> EXERCISE BRIEF:
Would you quote the material below in full and unchanged?

> RECORD LIST:
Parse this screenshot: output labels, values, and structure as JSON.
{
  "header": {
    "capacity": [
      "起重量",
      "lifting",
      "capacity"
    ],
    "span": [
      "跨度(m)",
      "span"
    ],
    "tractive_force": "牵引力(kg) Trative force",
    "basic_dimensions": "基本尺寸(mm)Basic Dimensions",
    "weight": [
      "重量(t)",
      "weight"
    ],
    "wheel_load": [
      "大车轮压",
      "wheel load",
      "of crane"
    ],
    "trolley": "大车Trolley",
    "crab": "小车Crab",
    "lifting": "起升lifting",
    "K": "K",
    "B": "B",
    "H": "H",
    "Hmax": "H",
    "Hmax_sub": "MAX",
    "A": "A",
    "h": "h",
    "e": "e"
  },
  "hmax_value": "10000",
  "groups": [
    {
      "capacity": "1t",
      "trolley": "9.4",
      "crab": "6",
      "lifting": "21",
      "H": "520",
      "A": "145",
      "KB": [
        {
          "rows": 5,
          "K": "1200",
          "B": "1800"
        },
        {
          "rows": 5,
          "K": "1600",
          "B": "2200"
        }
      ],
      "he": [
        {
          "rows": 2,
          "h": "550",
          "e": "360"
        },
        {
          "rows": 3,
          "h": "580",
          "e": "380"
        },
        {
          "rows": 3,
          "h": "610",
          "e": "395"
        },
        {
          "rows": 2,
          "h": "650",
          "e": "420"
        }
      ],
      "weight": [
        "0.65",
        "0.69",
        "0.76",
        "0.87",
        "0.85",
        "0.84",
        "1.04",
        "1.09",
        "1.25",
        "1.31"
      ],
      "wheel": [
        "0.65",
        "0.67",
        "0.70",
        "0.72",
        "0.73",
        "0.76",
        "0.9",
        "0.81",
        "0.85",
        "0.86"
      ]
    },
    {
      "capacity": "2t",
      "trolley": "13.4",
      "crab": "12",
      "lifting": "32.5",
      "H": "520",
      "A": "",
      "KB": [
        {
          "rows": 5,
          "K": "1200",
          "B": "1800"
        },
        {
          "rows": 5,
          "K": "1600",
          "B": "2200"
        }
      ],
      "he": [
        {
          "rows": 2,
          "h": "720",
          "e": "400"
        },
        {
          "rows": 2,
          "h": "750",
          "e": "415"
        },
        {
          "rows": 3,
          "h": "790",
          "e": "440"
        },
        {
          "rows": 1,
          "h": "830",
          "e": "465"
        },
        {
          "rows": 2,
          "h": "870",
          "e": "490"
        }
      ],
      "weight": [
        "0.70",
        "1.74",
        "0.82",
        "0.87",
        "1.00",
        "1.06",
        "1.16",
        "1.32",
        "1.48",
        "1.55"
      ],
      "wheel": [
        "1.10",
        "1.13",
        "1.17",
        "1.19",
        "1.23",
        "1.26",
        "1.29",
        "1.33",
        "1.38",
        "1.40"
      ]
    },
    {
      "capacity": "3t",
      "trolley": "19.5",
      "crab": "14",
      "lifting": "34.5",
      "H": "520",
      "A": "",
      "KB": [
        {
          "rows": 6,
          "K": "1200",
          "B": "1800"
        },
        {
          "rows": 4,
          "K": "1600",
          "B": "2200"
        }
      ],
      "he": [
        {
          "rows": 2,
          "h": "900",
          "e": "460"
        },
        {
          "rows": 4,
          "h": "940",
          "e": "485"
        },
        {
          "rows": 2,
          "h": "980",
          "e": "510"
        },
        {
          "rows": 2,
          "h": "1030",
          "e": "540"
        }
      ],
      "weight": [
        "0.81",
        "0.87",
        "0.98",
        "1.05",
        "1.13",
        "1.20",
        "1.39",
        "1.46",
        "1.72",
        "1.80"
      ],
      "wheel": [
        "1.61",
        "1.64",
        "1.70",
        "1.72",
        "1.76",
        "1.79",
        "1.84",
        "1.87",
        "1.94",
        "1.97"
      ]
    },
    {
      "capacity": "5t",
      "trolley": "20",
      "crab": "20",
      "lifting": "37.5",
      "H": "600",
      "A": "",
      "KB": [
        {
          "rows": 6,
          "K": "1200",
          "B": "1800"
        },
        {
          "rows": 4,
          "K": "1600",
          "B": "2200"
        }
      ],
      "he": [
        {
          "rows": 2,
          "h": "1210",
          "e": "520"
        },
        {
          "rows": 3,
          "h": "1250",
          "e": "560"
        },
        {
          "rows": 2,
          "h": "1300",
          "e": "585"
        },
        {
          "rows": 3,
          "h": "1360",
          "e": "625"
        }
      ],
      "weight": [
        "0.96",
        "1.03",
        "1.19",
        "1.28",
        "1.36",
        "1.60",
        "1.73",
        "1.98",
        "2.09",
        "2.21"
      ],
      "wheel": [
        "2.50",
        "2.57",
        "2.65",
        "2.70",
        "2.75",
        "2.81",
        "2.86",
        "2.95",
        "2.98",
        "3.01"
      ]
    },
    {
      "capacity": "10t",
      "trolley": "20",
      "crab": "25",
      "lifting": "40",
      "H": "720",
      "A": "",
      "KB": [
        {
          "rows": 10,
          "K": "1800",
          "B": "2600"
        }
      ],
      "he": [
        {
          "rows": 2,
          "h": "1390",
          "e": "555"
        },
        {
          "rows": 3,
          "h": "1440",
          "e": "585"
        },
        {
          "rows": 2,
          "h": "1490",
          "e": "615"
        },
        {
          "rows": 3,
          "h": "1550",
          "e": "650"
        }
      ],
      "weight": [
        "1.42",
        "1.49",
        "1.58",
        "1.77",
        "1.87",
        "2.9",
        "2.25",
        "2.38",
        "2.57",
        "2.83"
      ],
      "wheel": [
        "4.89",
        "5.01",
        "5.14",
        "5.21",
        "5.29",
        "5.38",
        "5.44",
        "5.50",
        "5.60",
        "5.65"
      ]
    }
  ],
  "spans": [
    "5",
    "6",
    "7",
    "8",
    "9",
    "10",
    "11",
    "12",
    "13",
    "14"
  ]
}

> ANSWER FOR THE TASK:
Parse this screenshot: output labels, values, and structure as JSON.
{
  "header": {
    "capacity": [
      "起重量",
      "lifting",
      "capacity"
    ],
    "span": [
      "跨度(m)",
      "span"
    ],
    "tractive_force": "牵引力(kg) Trative force",
    "basic_dimensions": "基本尺寸(mm)Basic Dimensions",
    "weight": [
      "重量(t)",
      "weight"
    ],
    "wheel_load": [
      "大车轮压",
      "wheel load",
      "of crane"
    ],
    "trolley": "大车Trolley",
    "crab": "小车Crab",
    "lifting": "起升lifting",
    "K": "K",
    "B": "B",
    "H": "H",
    "Hmax": "H",
    "Hmax_sub": "MAX",
    "A": "A",
    "h": "h",
    "e": "e"
  },
  "hmax_value": "10000",
  "groups": [
    {
      "capacity": "1t",
      "trolley": "9.4",
      "crab": "6",
      "lifting": "21",
      "H": "520",
      "A": "145",
      "KB": [
        {
          "rows": 5,
          "K": "1200",
          "B": "1800"
        },
        {
          "rows": 5,
          "K": "1600",
          "B": "2200"
        }
      ],
      "he": [
        {
          "rows": 2,
          "h": "550",
          "e": "360"
        },
        {
          "rows": 3,
          "h": "580",
          "e": "380"
        },
        {
          "rows": 3,
          "h": "610",
          "e": "395"
        },
        {
          "rows": 2,
          "h": "650",
          "e": "420"
        }
      ],
      "weight": [
        "0.65",
        "0.69",
        "0.76",
        "0.87",
        "0.85",
        "0.84",
        "1.04",
        "1.09",
        "1.25",
        "1.31"
      ],
      "wheel": [
        "0.65",
        "0.67",
        "0.70",
        "0.72",
        "0.73",
        "0.76",
        "0.9",
        "0.81",
        "0.85",
        "0.86"
      ]
    },
    {
      "capacity": "2t",
      "trolley": "13.4",
      "crab": "12",
      "lifting": "32.5",
      "H": "520",
      "A": "",
      "KB": [
        {
          "rows": 5,
          "K": "1200",
          "B": "1800"
        },
        {
          "rows": 5,
          "K": "1600",
          "B": "2200"
        }
      ],
      "he": [
        {
          "rows": 2,
          "h": "720",
          "e": "400"
        },
        {
          "rows": 2,
          "h": "750",
          "e": "415"
        },
        {
          "rows": 3,
          "h": "790",
          "e": "440"
        },
        {
          "rows": 1,
          "h": "830",
          "e": "465"
        },
        {
          "rows": 2,
          "h": "870",
          "e": "490"
        }
      ],
      "weight": [
        "0.70",
        "1.74",
        "0.82",
        "0.87",
        "1.00",
        "1.06",
        "1.16",
        "1.32",
        "1.48",
        "1.55"
      ],
      "wheel": [
        "1.10",
        "1.13",
        "1.17",
        "1.19",
        "1.23",
        "1.26",
        "1.29",
        "1.33",
        "1.38",
        "1.40"
      ]
    },
    {
      "capacity": "3t",
      "trolley": "19.5",
      "crab": "14",
      "lifting": "34.5",
      "H": "520",
      "A": "",
      "KB": [
        {
          "rows": 6,
          "K": "1200",
          "B": "1800"
        },
        {
          "rows": 4,
          "K": "1600",
          "B": "2200"
        }
      ],
      "he": [
        {
          "rows": 2,
          "h": "900",
          "e": "460"
        },
        {
          "rows": 4,
          "h": "940",
          "e": "485"
        },
        {
          "rows": 2,
          "h": "980",
          "e": "510"
        },
        {
          "rows": 2,
          "h": "1030",
          "e": "540"
        }
      ],
      "weight": [
        "0.81",
        "0.87",
        "0.98",
        "1.05",
        "1.13",
        "1.20",
        "1.39",
        "1.46",
        "1.72",
        "1.80"
      ],
      "wheel": [
        "1.61",
        "1.64",
        "1.70",
        "1.72",
        "1.76",
        "1.79",
        "1.84",
        "1.87",
        "1.94",
        "1.97"
      ]
    },
    {
      "capacity": "5t",
      "trolley": "20",
      "crab": "20",
      "lifting": "37.5",
      "H": "600",
      "A": "",
      "KB": [
        {
          "rows": 6,
          "K": "1200",
          "B": "1800"
        },
        {
          "rows": 4,
          "K": "1600",
          "B": "2200"
        }
      ],
      "he": [
        {
          "rows": 2,
          "h": "1210",
          "e": "520"
        },
        {
          "rows": 3,
          "h": "1250",
          "e": "560"
        },
        {
          "rows": 2,
          "h": "1300",
          "e": "585"
        },
        {
          "rows": 3,
          "h": "1360",
          "e": "625"
        }
      ],
      "weight": [
        "0.96",
        "1.03",
        "1.19",
        "1.28",
        "1.36",
        "1.60",
        "1.73",
        "1.98",
        "2.09",
        "2.21"
      ],
      "wheel": [
        "2.50",
        "2.57",
        "2.65",
        "2.70",
        "2.75",
        "2.81",
        "2.86",
        "2.95",
        "2.98",
        "3.01"
      ]
    },
    {
      "capacity": "10t",
      "trolley": "20",
      "crab": "25",
      "lifting": "40",
      "H": "720",
      "A": "",
      "KB": [
        {
          "rows": 10,
          "K": "1800",
          "B": "2600"
        }
      ],
      "he": [
        {
          "rows": 2,
          "h": "1390",
          "e": "555"
        },
        {
          "rows": 3,
          "h": "1440",
          "e": "585"
        },
        {
          "rows": 2,
          "h": "1490",
          "e": "615"
        },
        {
          "rows": 3,
          "h": "1550",
          "e": "650"
        }
      ],
      "weight": [
        "1.42",
        "1.49",
        "1.58",
        "1.77",
        "1.87",
        "2.9",
        "2.25",
        "2.38",
        "2.57",
        "2.83"
      ],
      "wheel": [
        "4.89",
        "5.01",
        "5.14",
        "5.21",
        "5.29",
        "5.38",
        "5.44",
        "5.50",
        "5.60",
        "5.65"
      ]
    }
  ],
  "spans": [
    "5",
    "6",
    "7",
    "8",
    "9",
    "10",
    "11",
    "12",
    "13",
    "14"
  ]
}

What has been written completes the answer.